#### [The task]
Entries follow. Set all of them down as they stand.

─── Exercise materials

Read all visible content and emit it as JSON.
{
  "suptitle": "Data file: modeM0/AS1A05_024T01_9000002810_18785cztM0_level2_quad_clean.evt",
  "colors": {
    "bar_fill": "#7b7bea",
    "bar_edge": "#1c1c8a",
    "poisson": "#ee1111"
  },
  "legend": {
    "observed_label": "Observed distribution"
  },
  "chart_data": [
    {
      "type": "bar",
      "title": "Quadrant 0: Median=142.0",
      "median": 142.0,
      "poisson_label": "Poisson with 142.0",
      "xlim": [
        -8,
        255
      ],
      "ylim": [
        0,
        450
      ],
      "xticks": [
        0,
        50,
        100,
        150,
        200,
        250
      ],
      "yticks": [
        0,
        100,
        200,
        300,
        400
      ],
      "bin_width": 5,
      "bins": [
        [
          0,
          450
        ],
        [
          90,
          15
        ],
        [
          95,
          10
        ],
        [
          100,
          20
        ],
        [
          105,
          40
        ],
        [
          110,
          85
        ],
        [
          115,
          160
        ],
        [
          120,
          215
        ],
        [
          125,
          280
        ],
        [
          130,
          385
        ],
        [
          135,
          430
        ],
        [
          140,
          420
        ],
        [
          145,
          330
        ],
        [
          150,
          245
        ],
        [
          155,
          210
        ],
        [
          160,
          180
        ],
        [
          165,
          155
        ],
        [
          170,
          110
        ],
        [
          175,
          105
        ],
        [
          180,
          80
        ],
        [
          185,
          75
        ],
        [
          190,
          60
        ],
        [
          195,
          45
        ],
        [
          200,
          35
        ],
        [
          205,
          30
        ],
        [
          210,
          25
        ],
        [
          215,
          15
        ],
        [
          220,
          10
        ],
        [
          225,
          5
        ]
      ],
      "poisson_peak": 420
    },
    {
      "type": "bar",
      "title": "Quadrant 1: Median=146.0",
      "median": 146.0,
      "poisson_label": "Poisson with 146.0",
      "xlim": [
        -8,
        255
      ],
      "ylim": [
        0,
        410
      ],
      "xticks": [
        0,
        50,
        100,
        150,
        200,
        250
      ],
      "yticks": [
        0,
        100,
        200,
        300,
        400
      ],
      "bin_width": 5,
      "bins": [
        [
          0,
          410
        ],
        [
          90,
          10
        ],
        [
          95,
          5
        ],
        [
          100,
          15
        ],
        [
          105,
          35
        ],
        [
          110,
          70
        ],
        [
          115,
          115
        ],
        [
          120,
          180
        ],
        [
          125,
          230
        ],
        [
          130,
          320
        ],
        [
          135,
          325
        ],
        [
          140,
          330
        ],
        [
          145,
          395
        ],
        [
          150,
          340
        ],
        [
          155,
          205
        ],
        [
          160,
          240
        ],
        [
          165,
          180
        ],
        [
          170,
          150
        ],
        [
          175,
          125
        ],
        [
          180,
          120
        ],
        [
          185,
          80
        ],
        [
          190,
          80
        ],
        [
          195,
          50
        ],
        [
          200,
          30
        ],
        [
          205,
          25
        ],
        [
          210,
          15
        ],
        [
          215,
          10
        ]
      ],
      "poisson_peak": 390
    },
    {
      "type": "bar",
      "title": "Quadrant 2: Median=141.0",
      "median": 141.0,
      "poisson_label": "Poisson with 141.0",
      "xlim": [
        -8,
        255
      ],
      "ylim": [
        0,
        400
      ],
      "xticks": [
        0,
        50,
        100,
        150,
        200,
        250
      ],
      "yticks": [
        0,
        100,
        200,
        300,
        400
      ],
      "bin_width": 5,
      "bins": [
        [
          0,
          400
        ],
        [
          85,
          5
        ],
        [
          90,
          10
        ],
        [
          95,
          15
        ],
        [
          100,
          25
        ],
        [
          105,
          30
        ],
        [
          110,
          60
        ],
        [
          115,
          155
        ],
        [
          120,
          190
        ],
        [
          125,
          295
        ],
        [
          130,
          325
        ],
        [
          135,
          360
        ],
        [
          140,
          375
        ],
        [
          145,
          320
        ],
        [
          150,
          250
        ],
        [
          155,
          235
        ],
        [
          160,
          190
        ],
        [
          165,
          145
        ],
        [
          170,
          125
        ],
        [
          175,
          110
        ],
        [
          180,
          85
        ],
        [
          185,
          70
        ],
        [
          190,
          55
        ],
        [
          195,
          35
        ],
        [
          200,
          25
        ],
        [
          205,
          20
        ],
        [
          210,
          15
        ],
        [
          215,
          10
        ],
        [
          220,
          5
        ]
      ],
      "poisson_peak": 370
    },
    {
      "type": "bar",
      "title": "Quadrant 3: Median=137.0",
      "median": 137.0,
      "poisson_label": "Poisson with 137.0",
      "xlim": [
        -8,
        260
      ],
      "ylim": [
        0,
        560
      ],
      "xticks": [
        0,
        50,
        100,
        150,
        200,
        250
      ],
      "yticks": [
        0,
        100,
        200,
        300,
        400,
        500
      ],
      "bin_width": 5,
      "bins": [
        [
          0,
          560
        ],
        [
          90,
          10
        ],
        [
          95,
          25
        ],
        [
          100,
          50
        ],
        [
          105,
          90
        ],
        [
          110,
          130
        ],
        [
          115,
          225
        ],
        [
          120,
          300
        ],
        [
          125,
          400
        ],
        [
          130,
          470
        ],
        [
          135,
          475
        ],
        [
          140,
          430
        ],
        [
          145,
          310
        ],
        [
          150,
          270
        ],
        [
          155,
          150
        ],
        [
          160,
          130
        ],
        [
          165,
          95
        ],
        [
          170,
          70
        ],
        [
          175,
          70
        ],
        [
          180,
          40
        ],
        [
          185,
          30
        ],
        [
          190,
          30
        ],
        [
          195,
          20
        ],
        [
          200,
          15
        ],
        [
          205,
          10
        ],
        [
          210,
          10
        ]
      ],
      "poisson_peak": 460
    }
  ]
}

──────

#### [Final result]
Read all visible content and emit it as JSON.
{
  "suptitle": "Data file: modeM0/AS1A05_024T01_9000002810_18785cztM0_level2_quad_clean.evt",
  "colors": {
    "bar_fill": "#7b7bea",
    "bar_edge": "#1c1c8a",
    "poisson": "#ee1111"
  },
  "legend": {
    "observed_label": "Observed distribution"
  },
  "chart_data": [
    {
      "type": "bar",
      "title": "Quadrant 0: Median=142.0",
      "median": 142.0,
      "poisson_label": "Poisson with 142.0",
      "xlim": [
        -8,
        255
      ],
      "ylim": [
        0,
        450
      ],
      "xticks": [
        0,
        50,
        100,
        150,
        200,
        250
      ],
      "yticks": [
        0,
        100,
        200,
        300,
        400
      ],
      "bin_width": 5,
      "bins": [
        [
          0,
          450
        ],
        [
          90,
          15
        ],
        [
          95,
          10
        ],
        [
          100,
          20
        ],
        [
          105,
          40
        ],
        [
          110,
          85
        ],
        [
          115,
          160
        ],
        [
          120,
          215
        ],
        [
          125,
          280
        ],
        [
          130,
          385
        ],
        [
          135,
          430
        ],
        [
          140,
          420
        ],
        [
          145,
          330
        ],
        [
          150,
          245
        ],
        [
          155,
          210
        ],
        [
          160,
          180
        ],
        [
          165,
          155
        ],
        [
          170,
          110
        ],
        [
          175,
          105
        ],
        [
          180,
          80
        ],
        [
          185,
          75
        ],
        [
          190,
          60
        ],
        [
          195,
          45
        ],
        [
          200,
          35
        ],
        [
          205,
          30
        ],
        [
          210,
          25
        ],
        [
          215,
          15
        ],
        [
          220,
          10
        ],
        [
          225,
          5
        ]
      ],
      "poisson_peak": 420
    },
    {
      "type": "bar",
      "title": "Quadrant 1: Median=146.0",
      "median": 146.0,
      "poisson_label": "Poisson with 146.0",
      "xlim": [
        -8,
        255
      ],
      "ylim": [
        0,
        410
      ],
      "xticks": [
        0,
        50,
        100,
        150,
        200,
        250
      ],
      "yticks": [
        0,
        100,
        200,
        300,
        400
      ],
      "bin_width": 5,
      "bins": [
        [
          0,
          410
        ],
        [
          90,
          10
        ],
        [
          95,
          5
        ],
        [
          100,
          15
        ],
        [
          105,
          35
        ],
        [
          110,
          70
        ],
        [
          115,
          115
        ],
        [
          120,
          180
        ],
        [
          125,
          230
        ],
        [
          130,
          320
        ],
        [
          135,
          325
        ],
        [
          140,
          330
        ],
        [
          145,
          395
        ],
        [
          150,
          340
        ],
        [
          155,
          205
        ],
        [
          160,
          240
        ],
        [
          165,
          180
        ],
        [
          170,
          150
        ],
        [
          175,
          125
        ],
        [
          180,
          120
        ],
        [
          185,
          80
        ],
        [
          190,
          80
        ],
        [
          195,
          50
        ],
        [
          200,
          30
        ],
        [
          205,
          25
        ],
        [
          210,
          15
        ],
        [
          215,
          10
        ]
      ],
      "poisson_peak": 390
    },
    {
      "type": "bar",
      "title": "Quadrant 2: Median=141.0",
      "median": 141.0,
      "poisson_label": "Poisson with 141.0",
      "xlim": [
        -8,
        255
      ],
      "ylim": [
        0,
        400
      ],
      "xticks": [
        0,
        50,
        100,
        150,
        200,
        250
      ],
      "yticks": [
        0,
        100,
        200,
        300,
        400
      ],
      "bin_width": 5,
      "bins": [
        [
          0,
          400
        ],
        [
          85,
          5
        ],
        [
          90,
          10
        ],
        [
          95,
          15
        ],
        [
          100,
          25
        ],
        [
          105,
          30
        ],
        [
          110,
          60
        ],
        [
          115,
          155
        ],
        [
          120,
          190
        ],
        [
          125,
          295
        ],
        [
          130,
          325
        ],
        [
          135,
          360
        ],
        [
          140,
          375
        ],
        [
          145,
          320
        ],
        [
          150,
          250
        ],
        [
          155,
          235
        ],
        [
          160,
          190
        ],
        [
          165,
          145
        ],
        [
          170,
          125
        ],
        [
          175,
          110
        ],
        [
          180,
          85
        ],
        [
          185,
          70
        ],
        [
          190,
          55
        ],
        [
          195,
          35
        ],
        [
          200,
          25
        ],
        [
          205,
          20
        ],
        [
          210,
          15
        ],
        [
          215,
          10
        ],
        [
          220,
          5
        ]
      ],
      "poisson_peak": 370
    },
    {
      "type": "bar",
      "title": "Quadrant 3: Median=137.0",
      "median": 137.0,
      "poisson_label": "Poisson with 137.0",
      "xlim": [
        -8,
        260
      ],
      "ylim": [
        0,
        560
      ],
      "xticks": [
        0,
        50,
        100,
        150,
        200,
        250
      ],
      "yticks": [
        0,
        100,
        200,
        300,
        400,
        500
      ],
      "bin_width": 5,
      "bins": [
        [
          0,
          560
        ],
        [
          90,
          10
        ],
        [
          95,
          25
        ],
        [
          100,
          50
        ],
        [
          105,
          90
        ],
        [
          110,
          130
        ],
        [
          115,
          225
        ],
        [
          120,
          300
        ],
        [
          125,
          400
        ],
        [
          130,
          470
        ],
        [
          135,
          475
        ],
        [
          140,
          430
        ],
        [
          145,
          310
        ],
        [
          150,
          270
        ],
        [
          155,
          150
        ],
        [
          160,
          130
        ],
        [
          165,
          95
        ],
        [
          170,
          70
        ],
        [
          175,
          70
        ],
        [
          180,
          40
        ],
        [
          185,
          30
        ],
        [
          190,
          30
        ],
        [
          195,
          20
        ],
        [
          200,
          15
        ],
        [
          205,
          10
        ],
        [
          210,
          10
        ]
      ],
      "poisson_peak": 460
    }
  ]
}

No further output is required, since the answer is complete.